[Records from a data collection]
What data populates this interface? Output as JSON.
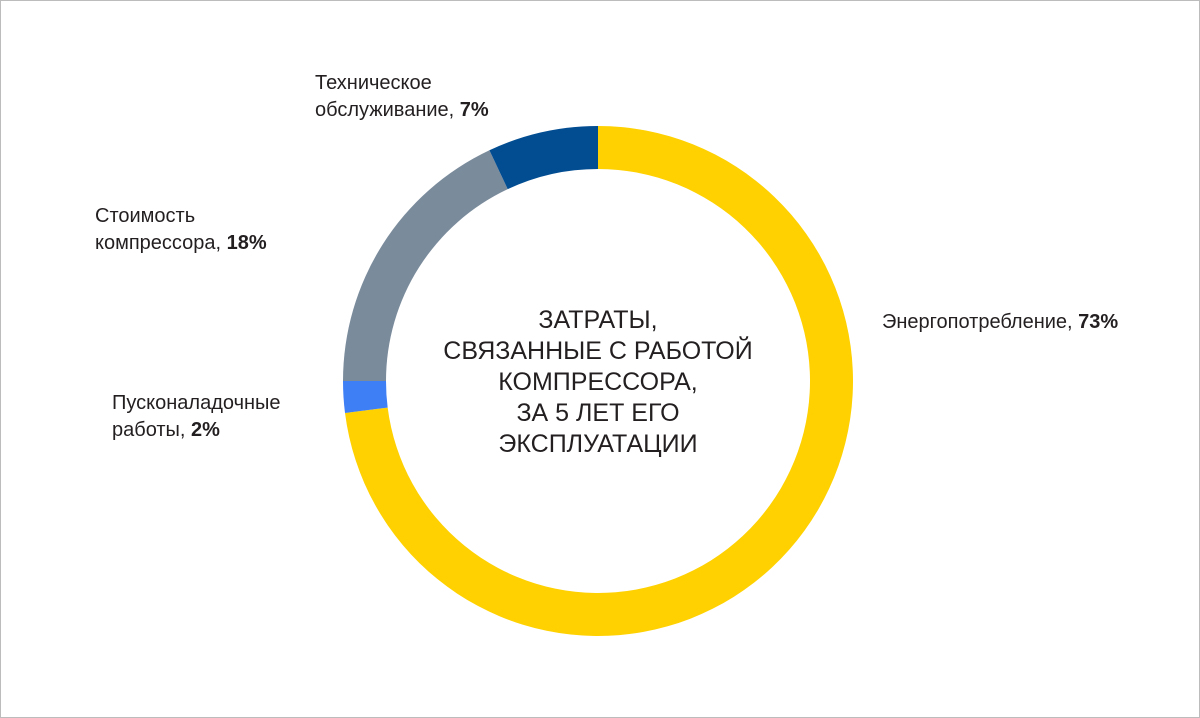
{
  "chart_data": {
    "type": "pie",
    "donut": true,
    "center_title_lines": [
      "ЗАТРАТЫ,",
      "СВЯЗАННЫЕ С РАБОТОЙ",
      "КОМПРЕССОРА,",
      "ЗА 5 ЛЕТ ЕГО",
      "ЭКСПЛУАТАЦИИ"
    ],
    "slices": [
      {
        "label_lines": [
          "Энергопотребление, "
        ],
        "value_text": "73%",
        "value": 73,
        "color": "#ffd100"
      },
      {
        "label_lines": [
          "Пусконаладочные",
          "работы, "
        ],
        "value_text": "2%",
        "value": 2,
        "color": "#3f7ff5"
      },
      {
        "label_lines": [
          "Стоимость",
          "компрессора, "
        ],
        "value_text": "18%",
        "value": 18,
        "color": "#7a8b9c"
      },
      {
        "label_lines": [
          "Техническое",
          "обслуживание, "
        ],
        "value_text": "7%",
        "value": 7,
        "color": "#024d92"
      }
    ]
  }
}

▸ **WRITTEN PROBLEM**
Transcribe every line in the entries above, taking out only the images.

▸ **TASK RESPONSE**
What data populates this interface? Output as JSON.
{
  "chart_data": {
    "type": "pie",
    "donut": true,
    "center_title_lines": [
      "ЗАТРАТЫ,",
      "СВЯЗАННЫЕ С РАБОТОЙ",
      "КОМПРЕССОРА,",
      "ЗА 5 ЛЕТ ЕГО",
      "ЭКСПЛУАТАЦИИ"
    ],
    "slices": [
      {
        "label_lines": [
          "Энергопотребление, "
        ],
        "value_text": "73%",
        "value": 73,
        "color": "#ffd100"
      },
      {
        "label_lines": [
          "Пусконаладочные",
          "работы, "
        ],
        "value_text": "2%",
        "value": 2,
        "color": "#3f7ff5"
      },
      {
        "label_lines": [
          "Стоимость",
          "компрессора, "
        ],
        "value_text": "18%",
        "value": 18,
        "color": "#7a8b9c"
      },
      {
        "label_lines": [
          "Техническое",
          "обслуживание, "
        ],
        "value_text": "7%",
        "value": 7,
        "color": "#024d92"
      }
    ]
  }
}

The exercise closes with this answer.